_Written request_
Repeat each record below exactly as given.

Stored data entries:
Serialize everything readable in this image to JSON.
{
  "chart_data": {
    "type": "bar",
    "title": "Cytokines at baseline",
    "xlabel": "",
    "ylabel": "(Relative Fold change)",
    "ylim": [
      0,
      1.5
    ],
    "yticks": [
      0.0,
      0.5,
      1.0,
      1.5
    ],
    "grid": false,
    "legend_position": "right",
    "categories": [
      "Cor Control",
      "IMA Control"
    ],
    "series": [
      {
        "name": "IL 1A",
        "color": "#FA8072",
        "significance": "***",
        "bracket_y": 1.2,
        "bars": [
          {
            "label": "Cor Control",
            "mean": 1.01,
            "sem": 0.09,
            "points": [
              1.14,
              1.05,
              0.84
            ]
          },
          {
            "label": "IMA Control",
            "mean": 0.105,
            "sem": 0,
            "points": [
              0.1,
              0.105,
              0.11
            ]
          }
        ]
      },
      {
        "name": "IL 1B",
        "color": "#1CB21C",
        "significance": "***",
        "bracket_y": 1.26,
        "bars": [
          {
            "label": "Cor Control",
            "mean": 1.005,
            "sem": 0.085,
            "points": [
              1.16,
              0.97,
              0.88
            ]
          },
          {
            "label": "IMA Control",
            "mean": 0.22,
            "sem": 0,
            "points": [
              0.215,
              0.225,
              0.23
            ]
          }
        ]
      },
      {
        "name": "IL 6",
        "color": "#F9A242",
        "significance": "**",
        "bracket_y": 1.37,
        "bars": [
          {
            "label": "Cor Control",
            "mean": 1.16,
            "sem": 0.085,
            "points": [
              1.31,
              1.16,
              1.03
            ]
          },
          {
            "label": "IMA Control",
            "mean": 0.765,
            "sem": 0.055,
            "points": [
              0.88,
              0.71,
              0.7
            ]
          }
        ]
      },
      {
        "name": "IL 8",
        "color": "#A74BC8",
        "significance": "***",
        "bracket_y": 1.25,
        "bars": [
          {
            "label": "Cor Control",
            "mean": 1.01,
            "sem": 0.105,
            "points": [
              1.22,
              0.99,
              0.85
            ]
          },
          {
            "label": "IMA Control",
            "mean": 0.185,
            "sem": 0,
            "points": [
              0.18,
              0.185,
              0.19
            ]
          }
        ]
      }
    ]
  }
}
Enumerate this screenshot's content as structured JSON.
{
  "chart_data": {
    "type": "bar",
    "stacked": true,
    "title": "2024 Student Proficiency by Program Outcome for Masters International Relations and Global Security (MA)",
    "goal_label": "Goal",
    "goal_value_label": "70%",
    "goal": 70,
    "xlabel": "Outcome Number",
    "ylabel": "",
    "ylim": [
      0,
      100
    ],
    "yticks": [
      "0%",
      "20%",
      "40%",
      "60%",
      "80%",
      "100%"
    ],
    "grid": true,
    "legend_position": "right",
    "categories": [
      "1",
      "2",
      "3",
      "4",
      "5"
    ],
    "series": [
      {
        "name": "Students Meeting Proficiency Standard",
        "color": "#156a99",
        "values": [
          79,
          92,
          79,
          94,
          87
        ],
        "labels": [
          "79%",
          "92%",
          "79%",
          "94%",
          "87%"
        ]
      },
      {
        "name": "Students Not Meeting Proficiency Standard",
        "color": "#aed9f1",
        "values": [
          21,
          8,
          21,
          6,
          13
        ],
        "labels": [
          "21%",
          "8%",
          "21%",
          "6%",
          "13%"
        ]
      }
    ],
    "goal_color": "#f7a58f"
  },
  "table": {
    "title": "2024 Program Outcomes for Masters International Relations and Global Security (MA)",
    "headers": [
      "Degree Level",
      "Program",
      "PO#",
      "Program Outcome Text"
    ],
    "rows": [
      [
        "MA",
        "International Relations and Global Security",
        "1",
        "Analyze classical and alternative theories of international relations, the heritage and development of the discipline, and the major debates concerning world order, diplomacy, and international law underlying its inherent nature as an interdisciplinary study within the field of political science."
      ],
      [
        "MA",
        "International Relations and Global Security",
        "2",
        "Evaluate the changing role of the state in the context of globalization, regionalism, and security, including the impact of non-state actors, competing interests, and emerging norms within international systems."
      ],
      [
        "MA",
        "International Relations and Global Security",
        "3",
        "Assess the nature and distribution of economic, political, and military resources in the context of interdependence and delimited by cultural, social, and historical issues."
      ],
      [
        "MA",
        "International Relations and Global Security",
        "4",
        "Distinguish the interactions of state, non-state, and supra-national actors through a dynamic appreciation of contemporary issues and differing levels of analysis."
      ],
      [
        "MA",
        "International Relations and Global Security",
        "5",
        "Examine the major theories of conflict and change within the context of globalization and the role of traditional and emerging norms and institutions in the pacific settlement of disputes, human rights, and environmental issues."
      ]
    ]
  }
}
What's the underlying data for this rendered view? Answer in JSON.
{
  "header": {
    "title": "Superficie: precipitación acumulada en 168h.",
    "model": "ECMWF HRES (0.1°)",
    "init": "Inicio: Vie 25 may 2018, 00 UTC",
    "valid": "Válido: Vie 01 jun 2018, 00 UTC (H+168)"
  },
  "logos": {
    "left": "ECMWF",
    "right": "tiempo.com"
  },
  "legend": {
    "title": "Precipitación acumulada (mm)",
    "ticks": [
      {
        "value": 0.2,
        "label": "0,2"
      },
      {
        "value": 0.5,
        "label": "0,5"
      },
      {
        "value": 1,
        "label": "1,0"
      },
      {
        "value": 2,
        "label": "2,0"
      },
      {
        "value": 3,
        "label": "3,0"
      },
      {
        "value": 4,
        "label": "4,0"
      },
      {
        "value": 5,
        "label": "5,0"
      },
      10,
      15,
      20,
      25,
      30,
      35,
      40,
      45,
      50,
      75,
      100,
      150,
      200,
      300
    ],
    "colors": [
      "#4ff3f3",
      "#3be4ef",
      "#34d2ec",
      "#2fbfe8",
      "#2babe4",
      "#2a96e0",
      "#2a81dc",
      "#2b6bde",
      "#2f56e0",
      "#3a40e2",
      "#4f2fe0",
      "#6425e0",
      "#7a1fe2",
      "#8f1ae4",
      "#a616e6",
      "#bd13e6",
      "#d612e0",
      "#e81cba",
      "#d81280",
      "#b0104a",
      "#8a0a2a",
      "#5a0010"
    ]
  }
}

_Result of the exercise_
Serialize everything readable in this image to JSON.
{
  "chart_data": {
    "type": "bar",
    "title": "Cytokines at baseline",
    "xlabel": "",
    "ylabel": "(Relative Fold change)",
    "ylim": [
      0,
      1.5
    ],
    "yticks": [
      0.0,
      0.5,
      1.0,
      1.5
    ],
    "grid": false,
    "legend_position": "right",
    "categories": [
      "Cor Control",
      "IMA Control"
    ],
    "series": [
      {
        "name": "IL 1A",
        "color": "#FA8072",
        "significance": "***",
        "bracket_y": 1.2,
        "bars": [
          {
            "label": "Cor Control",
            "mean": 1.01,
            "sem": 0.09,
            "points": [
              1.14,
              1.05,
              0.84
            ]
          },
          {
            "label": "IMA Control",
            "mean": 0.105,
            "sem": 0,
            "points": [
              0.1,
              0.105,
              0.11
            ]
          }
        ]
      },
      {
        "name": "IL 1B",
        "color": "#1CB21C",
        "significance": "***",
        "bracket_y": 1.26,
        "bars": [
          {
            "label": "Cor Control",
            "mean": 1.005,
            "sem": 0.085,
            "points": [
              1.16,
              0.97,
              0.88
            ]
          },
          {
            "label": "IMA Control",
            "mean": 0.22,
            "sem": 0,
            "points": [
              0.215,
              0.225,
              0.23
            ]
          }
        ]
      },
      {
        "name": "IL 6",
        "color": "#F9A242",
        "significance": "**",
        "bracket_y": 1.37,
        "bars": [
          {
            "label": "Cor Control",
            "mean": 1.16,
            "sem": 0.085,
            "points": [
              1.31,
              1.16,
              1.03
            ]
          },
          {
            "label": "IMA Control",
            "mean": 0.765,
            "sem": 0.055,
            "points": [
              0.88,
              0.71,
              0.7
            ]
          }
        ]
      },
      {
        "name": "IL 8",
        "color": "#A74BC8",
        "significance": "***",
        "bracket_y": 1.25,
        "bars": [
          {
            "label": "Cor Control",
            "mean": 1.01,
            "sem": 0.105,
            "points": [
              1.22,
              0.99,
              0.85
            ]
          },
          {
            "label": "IMA Control",
            "mean": 0.185,
            "sem": 0,
            "points": [
              0.18,
              0.185,
              0.19
            ]
          }
        ]
      }
    ]
  }
}
Enumerate this screenshot's content as structured JSON.
{
  "chart_data": {
    "type": "bar",
    "stacked": true,
    "title": "2024 Student Proficiency by Program Outcome for Masters International Relations and Global Security (MA)",
    "goal_label": "Goal",
    "goal_value_label": "70%",
    "goal": 70,
    "xlabel": "Outcome Number",
    "ylabel": "",
    "ylim": [
      0,
      100
    ],
    "yticks": [
      "0%",
      "20%",
      "40%",
      "60%",
      "80%",
      "100%"
    ],
    "grid": true,
    "legend_position": "right",
    "categories": [
      "1",
      "2",
      "3",
      "4",
      "5"
    ],
    "series": [
      {
        "name": "Students Meeting Proficiency Standard",
        "color": "#156a99",
        "values": [
          79,
          92,
          79,
          94,
          87
        ],
        "labels": [
          "79%",
          "92%",
          "79%",
          "94%",
          "87%"
        ]
      },
      {
        "name": "Students Not Meeting Proficiency Standard",
        "color": "#aed9f1",
        "values": [
          21,
          8,
          21,
          6,
          13
        ],
        "labels": [
          "21%",
          "8%",
          "21%",
          "6%",
          "13%"
        ]
      }
    ],
    "goal_color": "#f7a58f"
  },
  "table": {
    "title": "2024 Program Outcomes for Masters International Relations and Global Security (MA)",
    "headers": [
      "Degree Level",
      "Program",
      "PO#",
      "Program Outcome Text"
    ],
    "rows": [
      [
        "MA",
        "International Relations and Global Security",
        "1",
        "Analyze classical and alternative theories of international relations, the heritage and development of the discipline, and the major debates concerning world order, diplomacy, and international law underlying its inherent nature as an interdisciplinary study within the field of political science."
      ],
      [
        "MA",
        "International Relations and Global Security",
        "2",
        "Evaluate the changing role of the state in the context of globalization, regionalism, and security, including the impact of non-state actors, competing interests, and emerging norms within international systems."
      ],
      [
        "MA",
        "International Relations and Global Security",
        "3",
        "Assess the nature and distribution of economic, political, and military resources in the context of interdependence and delimited by cultural, social, and historical issues."
      ],
      [
        "MA",
        "International Relations and Global Security",
        "4",
        "Distinguish the interactions of state, non-state, and supra-national actors through a dynamic appreciation of contemporary issues and differing levels of analysis."
      ],
      [
        "MA",
        "International Relations and Global Security",
        "5",
        "Examine the major theories of conflict and change within the context of globalization and the role of traditional and emerging norms and institutions in the pacific settlement of disputes, human rights, and environmental issues."
      ]
    ]
  }
}
What's the underlying data for this rendered view? Answer in JSON.
{
  "header": {
    "title": "Superficie: precipitación acumulada en 168h.",
    "model": "ECMWF HRES (0.1°)",
    "init": "Inicio: Vie 25 may 2018, 00 UTC",
    "valid": "Válido: Vie 01 jun 2018, 00 UTC (H+168)"
  },
  "logos": {
    "left": "ECMWF",
    "right": "tiempo.com"
  },
  "legend": {
    "title": "Precipitación acumulada (mm)",
    "ticks": [
      {
        "value": 0.2,
        "label": "0,2"
      },
      {
        "value": 0.5,
        "label": "0,5"
      },
      {
        "value": 1,
        "label": "1,0"
      },
      {
        "value": 2,
        "label": "2,0"
      },
      {
        "value": 3,
        "label": "3,0"
      },
      {
        "value": 4,
        "label": "4,0"
      },
      {
        "value": 5,
        "label": "5,0"
      },
      10,
      15,
      20,
      25,
      30,
      35,
      40,
      45,
      50,
      75,
      100,
      150,
      200,
      300
    ],
    "colors": [
      "#4ff3f3",
      "#3be4ef",
      "#34d2ec",
      "#2fbfe8",
      "#2babe4",
      "#2a96e0",
      "#2a81dc",
      "#2b6bde",
      "#2f56e0",
      "#3a40e2",
      "#4f2fe0",
      "#6425e0",
      "#7a1fe2",
      "#8f1ae4",
      "#a616e6",
      "#bd13e6",
      "#d612e0",
      "#e81cba",
      "#d81280",
      "#b0104a",
      "#8a0a2a",
      "#5a0010"
    ]
  }
}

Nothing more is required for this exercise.